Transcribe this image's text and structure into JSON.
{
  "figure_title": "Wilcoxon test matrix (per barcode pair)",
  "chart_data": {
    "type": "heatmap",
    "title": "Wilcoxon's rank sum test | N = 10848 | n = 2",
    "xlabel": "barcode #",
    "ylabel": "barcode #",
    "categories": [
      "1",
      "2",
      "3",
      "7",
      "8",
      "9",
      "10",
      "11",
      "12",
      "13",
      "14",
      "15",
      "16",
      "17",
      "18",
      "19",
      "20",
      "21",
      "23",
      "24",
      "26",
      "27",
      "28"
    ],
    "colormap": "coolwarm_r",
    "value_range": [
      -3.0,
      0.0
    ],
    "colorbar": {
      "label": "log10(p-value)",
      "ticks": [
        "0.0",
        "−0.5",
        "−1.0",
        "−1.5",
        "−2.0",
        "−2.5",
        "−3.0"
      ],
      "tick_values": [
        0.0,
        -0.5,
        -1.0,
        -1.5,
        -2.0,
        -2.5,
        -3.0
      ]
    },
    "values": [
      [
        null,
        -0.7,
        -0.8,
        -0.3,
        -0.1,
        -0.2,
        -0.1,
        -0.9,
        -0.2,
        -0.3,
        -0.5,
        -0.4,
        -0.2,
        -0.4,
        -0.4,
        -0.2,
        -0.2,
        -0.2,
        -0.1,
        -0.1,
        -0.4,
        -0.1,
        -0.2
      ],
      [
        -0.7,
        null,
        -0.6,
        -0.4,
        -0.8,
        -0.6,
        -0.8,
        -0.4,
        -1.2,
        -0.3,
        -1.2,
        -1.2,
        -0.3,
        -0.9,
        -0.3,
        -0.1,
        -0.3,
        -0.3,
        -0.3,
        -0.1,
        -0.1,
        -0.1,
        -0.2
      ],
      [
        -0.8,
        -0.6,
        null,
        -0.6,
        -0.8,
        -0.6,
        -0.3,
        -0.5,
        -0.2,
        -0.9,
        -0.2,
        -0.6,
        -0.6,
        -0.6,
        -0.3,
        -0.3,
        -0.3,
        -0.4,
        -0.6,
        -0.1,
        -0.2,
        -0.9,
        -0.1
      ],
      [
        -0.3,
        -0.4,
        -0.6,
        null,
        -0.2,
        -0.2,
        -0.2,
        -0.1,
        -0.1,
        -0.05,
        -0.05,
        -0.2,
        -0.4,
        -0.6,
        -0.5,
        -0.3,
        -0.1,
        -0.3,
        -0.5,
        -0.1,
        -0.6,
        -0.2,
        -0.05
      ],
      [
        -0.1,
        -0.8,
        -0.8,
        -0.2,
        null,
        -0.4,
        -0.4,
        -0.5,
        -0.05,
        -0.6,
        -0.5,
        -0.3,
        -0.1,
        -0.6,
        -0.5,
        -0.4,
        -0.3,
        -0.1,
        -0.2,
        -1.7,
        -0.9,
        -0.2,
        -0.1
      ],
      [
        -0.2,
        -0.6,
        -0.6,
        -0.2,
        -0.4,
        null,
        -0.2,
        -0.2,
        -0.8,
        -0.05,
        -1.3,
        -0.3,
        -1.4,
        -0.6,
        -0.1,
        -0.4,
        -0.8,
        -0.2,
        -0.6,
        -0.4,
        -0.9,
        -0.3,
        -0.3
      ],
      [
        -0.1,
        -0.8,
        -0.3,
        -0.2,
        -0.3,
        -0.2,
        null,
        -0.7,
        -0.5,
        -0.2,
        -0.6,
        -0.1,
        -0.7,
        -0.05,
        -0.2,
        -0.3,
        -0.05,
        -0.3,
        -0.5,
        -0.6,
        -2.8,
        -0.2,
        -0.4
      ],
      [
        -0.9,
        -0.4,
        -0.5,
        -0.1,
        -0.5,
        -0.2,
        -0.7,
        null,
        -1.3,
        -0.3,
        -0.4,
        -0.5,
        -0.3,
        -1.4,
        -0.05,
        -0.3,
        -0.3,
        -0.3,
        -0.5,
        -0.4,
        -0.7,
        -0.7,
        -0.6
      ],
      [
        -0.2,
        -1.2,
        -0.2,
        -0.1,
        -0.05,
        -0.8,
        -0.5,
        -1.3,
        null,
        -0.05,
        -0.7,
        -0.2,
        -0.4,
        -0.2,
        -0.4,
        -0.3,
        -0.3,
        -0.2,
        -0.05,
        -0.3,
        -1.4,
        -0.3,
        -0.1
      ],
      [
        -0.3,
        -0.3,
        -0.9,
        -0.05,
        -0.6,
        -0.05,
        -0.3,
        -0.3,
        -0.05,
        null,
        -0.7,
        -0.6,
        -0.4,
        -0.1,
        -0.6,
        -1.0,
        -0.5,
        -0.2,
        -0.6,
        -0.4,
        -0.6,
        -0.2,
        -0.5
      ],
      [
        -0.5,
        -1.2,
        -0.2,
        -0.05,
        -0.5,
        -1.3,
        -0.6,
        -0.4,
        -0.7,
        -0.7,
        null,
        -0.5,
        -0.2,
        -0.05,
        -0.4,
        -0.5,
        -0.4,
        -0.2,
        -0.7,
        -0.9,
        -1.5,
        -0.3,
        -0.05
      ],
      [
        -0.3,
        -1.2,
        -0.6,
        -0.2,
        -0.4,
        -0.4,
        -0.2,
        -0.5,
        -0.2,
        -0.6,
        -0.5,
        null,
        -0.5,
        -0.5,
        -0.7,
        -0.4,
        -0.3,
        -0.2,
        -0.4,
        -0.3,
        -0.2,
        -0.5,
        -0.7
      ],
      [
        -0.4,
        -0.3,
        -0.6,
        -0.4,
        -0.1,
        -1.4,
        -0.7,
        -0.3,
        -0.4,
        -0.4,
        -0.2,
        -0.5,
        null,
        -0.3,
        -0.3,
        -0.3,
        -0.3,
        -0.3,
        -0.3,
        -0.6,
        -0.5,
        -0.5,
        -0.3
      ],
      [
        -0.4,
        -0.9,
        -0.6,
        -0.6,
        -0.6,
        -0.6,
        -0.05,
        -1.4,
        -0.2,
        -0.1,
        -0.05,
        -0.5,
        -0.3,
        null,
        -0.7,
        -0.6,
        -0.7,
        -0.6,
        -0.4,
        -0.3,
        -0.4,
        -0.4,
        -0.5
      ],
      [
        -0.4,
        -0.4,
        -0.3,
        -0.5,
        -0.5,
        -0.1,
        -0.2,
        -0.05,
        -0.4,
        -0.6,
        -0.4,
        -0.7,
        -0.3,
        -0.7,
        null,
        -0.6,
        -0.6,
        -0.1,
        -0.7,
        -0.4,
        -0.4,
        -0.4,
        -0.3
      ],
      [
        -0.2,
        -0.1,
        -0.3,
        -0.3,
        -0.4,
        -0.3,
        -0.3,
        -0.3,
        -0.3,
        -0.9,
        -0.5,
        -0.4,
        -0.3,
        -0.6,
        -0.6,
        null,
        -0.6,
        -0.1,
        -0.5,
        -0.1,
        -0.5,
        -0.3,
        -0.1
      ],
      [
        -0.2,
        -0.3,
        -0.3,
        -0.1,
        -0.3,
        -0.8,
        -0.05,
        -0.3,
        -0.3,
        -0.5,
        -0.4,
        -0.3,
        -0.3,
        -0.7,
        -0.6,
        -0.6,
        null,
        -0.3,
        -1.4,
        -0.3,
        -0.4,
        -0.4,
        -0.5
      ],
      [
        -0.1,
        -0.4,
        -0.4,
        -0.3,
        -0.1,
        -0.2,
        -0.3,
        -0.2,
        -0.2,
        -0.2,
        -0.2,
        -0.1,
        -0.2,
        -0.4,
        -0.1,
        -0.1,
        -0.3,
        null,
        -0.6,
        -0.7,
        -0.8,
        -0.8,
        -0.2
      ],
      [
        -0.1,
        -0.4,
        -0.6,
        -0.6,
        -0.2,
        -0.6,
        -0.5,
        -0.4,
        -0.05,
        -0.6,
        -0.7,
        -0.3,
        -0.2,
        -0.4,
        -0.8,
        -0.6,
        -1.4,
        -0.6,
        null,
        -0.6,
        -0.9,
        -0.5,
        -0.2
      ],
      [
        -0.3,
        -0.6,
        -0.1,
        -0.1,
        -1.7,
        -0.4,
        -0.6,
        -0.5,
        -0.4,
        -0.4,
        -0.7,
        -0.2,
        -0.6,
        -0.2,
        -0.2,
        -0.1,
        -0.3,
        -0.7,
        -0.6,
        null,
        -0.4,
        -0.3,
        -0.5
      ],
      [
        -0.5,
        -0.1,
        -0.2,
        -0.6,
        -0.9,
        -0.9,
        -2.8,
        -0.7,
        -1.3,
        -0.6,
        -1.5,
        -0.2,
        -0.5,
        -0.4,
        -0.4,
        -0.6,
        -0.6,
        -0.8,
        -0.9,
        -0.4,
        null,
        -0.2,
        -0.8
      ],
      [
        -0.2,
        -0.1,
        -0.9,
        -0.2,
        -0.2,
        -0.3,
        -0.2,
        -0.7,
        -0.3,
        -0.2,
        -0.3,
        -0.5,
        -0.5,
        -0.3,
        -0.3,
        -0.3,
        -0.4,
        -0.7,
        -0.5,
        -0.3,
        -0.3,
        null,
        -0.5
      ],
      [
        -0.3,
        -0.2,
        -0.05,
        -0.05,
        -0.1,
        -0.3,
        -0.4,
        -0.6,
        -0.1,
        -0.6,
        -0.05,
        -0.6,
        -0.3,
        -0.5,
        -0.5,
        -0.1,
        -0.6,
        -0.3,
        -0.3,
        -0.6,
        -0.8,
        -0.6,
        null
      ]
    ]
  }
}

****************

Copy every line above that includes the string "test".

* [SOLUTION BELOW]:
  "figure_title": "Wilcoxon test matrix (per barcode pair)",
    "title": "Wilcoxon's rank sum test | N = 10848 | n = 2",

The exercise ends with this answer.